Instruction: Read through the records below and copy each line that uses the word "said".

#### Provided information ####

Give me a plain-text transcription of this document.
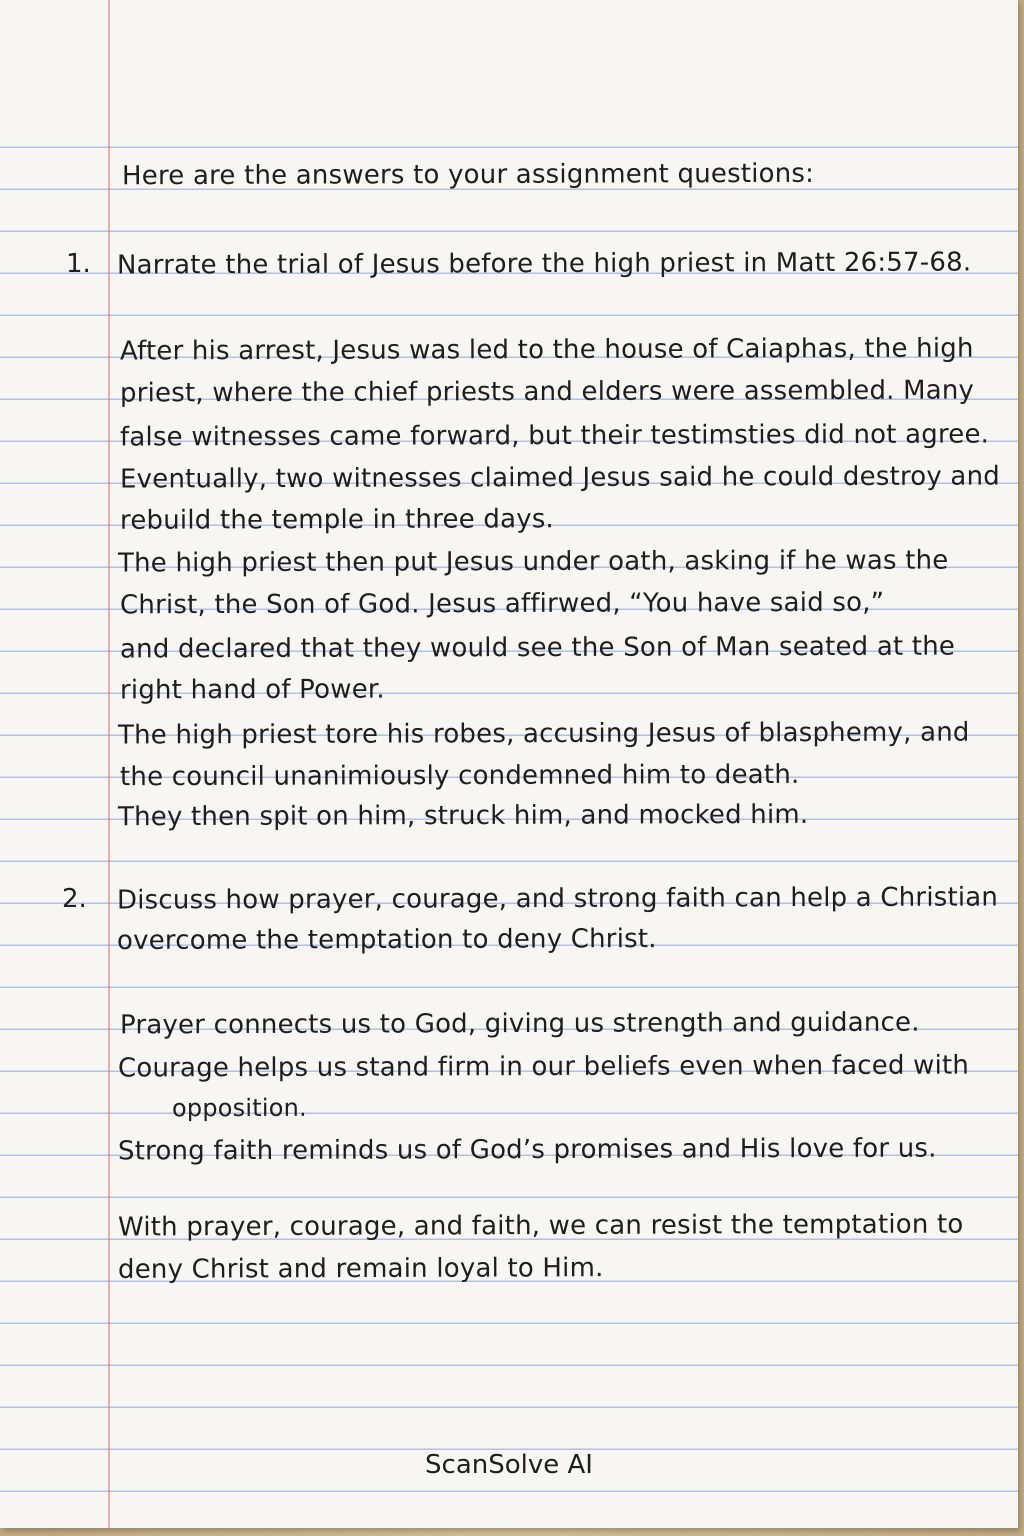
Here are the answers to your assignment questions:
1. Narrate the trial of Jesus before the high priest in Matt 26:57-68.
After his arrest, Jesus was led to the house of Caiaphas, the high
priest, where the chief priests and elders were assembled. Many
false witnesses came forward, but their testimsties did not agree.
Eventually, two witnesses claimed Jesus said he could destroy and
rebuild the temple in three days.
The high priest then put Jesus under oath, asking if he was the
Christ, the Son of God. Jesus affirwed, “You have said so,”
and declared that they would see the Son of Man seated at the
right hand of Power.
The high priest tore his robes, accusing Jesus of blasphemy, and
the council unanimiously condemned him to death.
They then spit on him, struck him, and mocked him.
2. Discuss how prayer, courage, and strong faith can help a Christian
overcome the temptation to deny Christ.
Prayer connects us to God, giving us strength and guidance.
Courage helps us stand firm in our beliefs even when faced with
opposition.
Strong faith reminds us of God’s promises and His love for us.
With prayer, courage, and faith, we can resist the temptation to
deny Christ and remain loyal to Him.
ScanSolve AI
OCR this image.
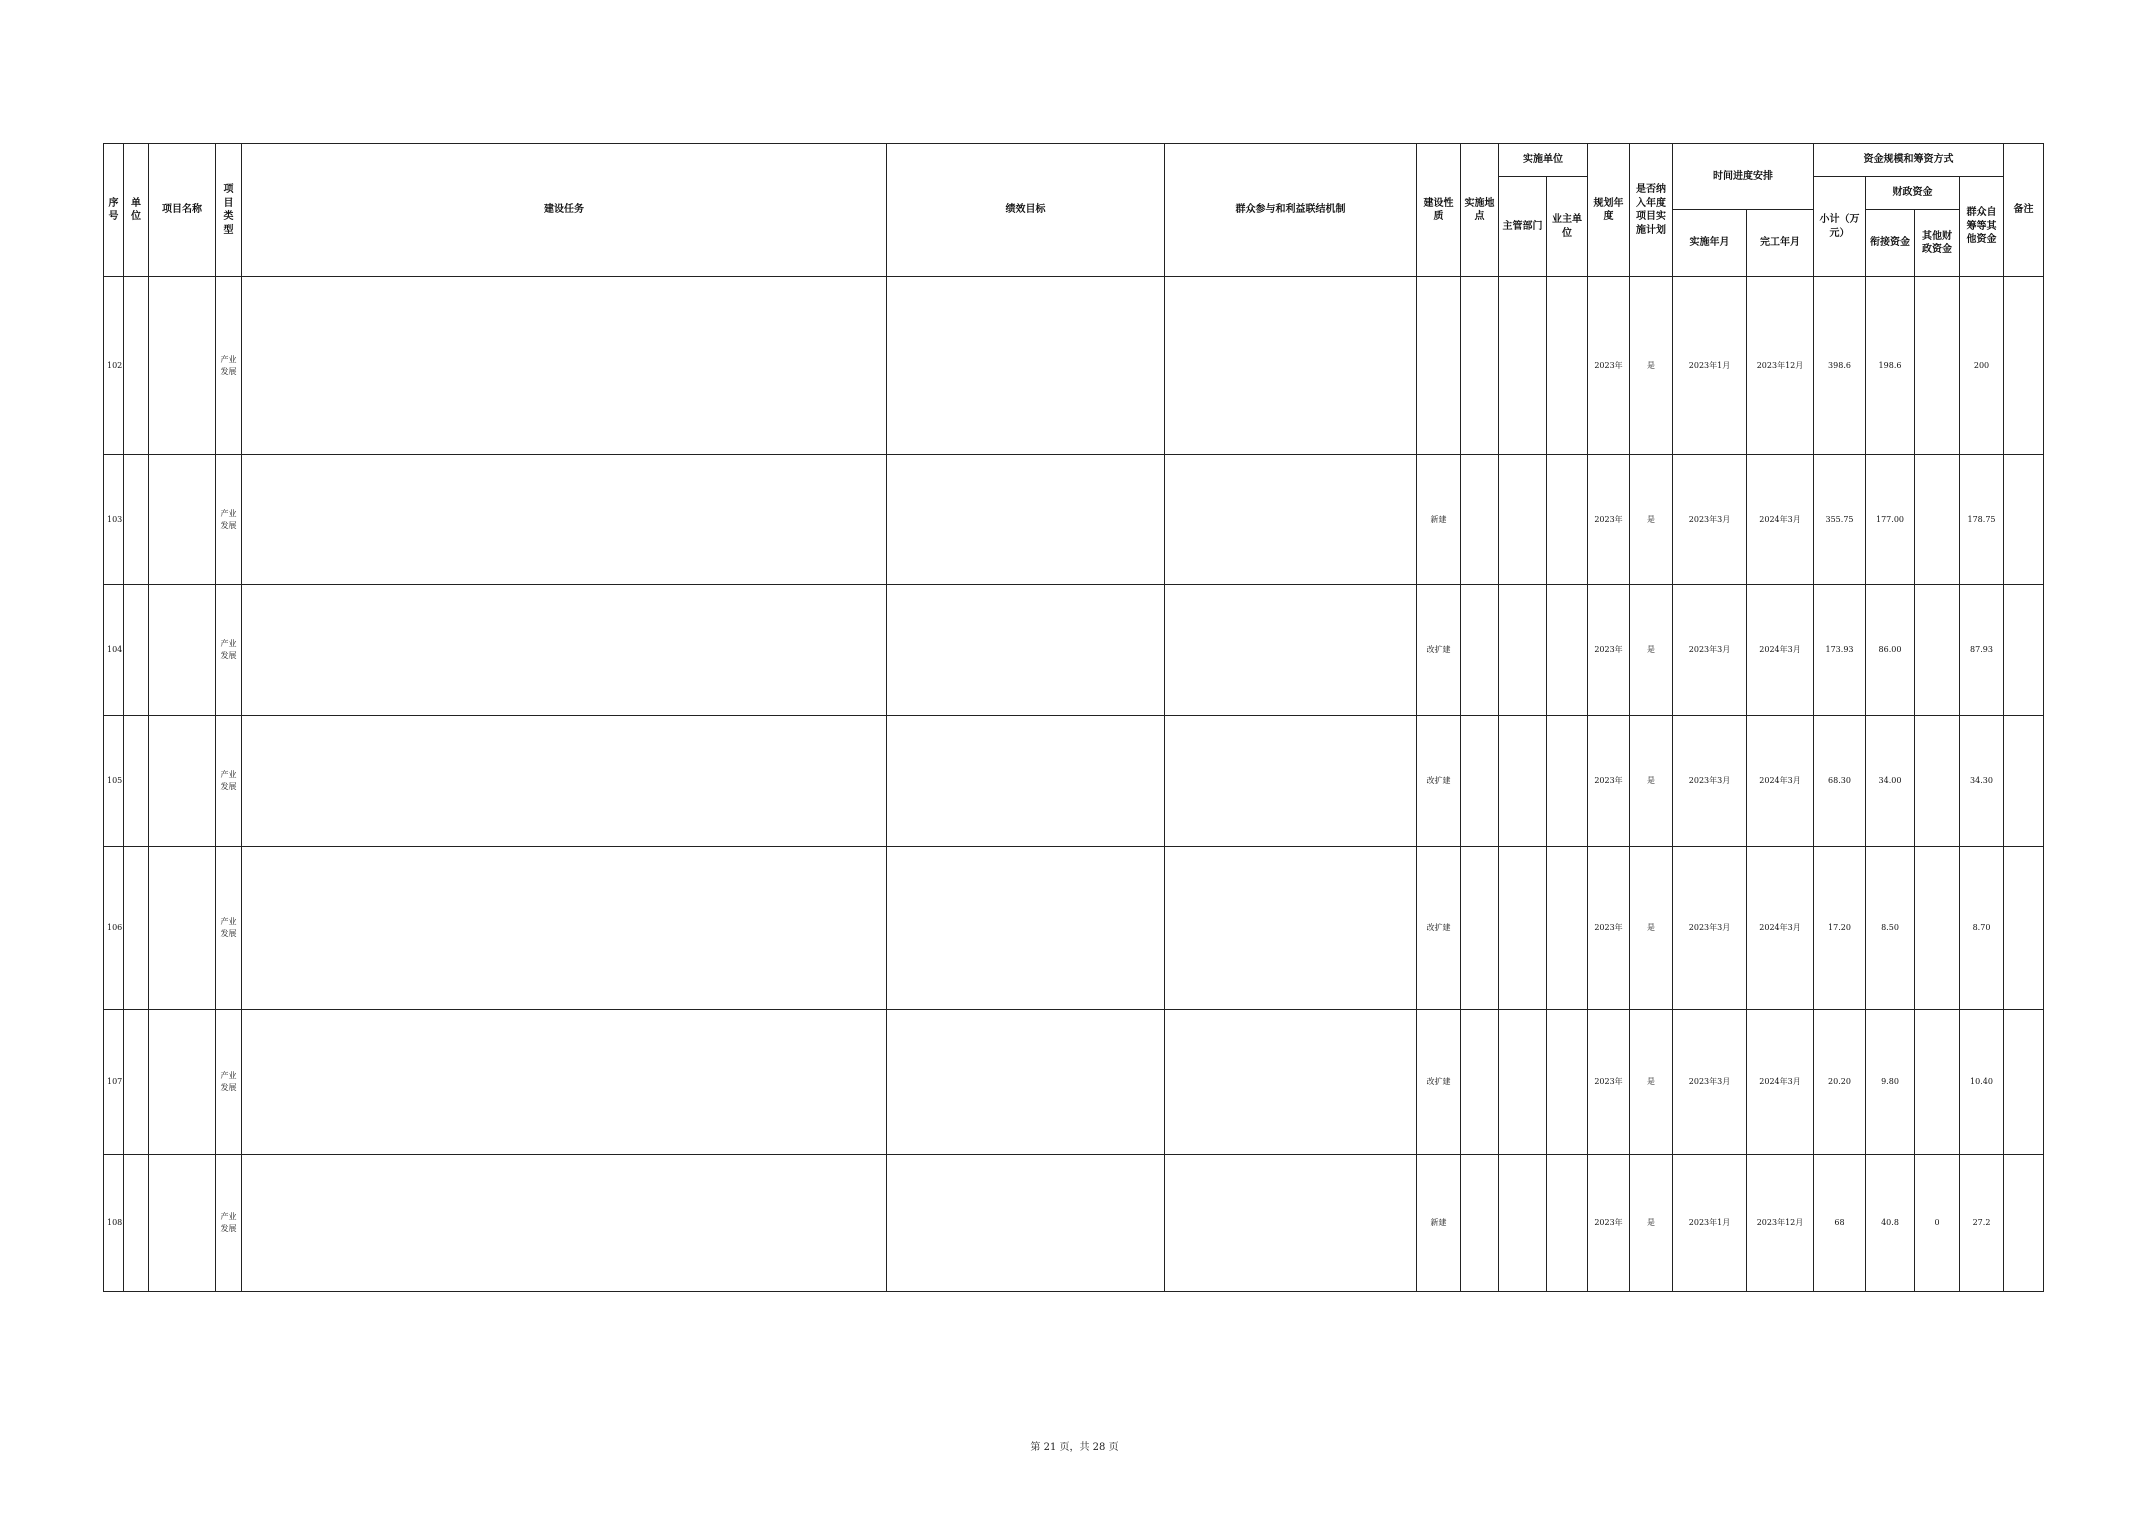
序号	单位	项目名称	项目类型	建设任务	绩效目标	群众参与和利益联结机制	建设性质	实施地点	实施单位		规划年度	是否纳入年度项目实施计划	时间进度安排		资金规模和筹资方式				备注
									主管部门	业主单位					小计（万元）	财政资金		群众自筹等其他资金	
													实施年月	完工年月		衔接资金	其他财政资金		
102			产业发展								2023年	是	2023年1月	2023年12月	398.6	198.6		200	
103			产业发展				新建				2023年	是	2023年3月	2024年3月	355.75	177.00		178.75	
104			产业发展				改扩建				2023年	是	2023年3月	2024年3月	173.93	86.00		87.93	
105			产业发展				改扩建				2023年	是	2023年3月	2024年3月	68.30	34.00		34.30	
106			产业发展				改扩建				2023年	是	2023年3月	2024年3月	17.20	8.50		8.70	
107			产业发展				改扩建				2023年	是	2023年3月	2024年3月	20.20	9.80		10.40	
108			产业发展				新建				2023年	是	2023年1月	2023年12月	68	40.8	0	27.2	
第 21 页，共 28 页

####

Completed task:
Eventually, two witnesses claimed Jesus said he could destroy and
Christ, the Son of God. Jesus affirwed, “You have said so,”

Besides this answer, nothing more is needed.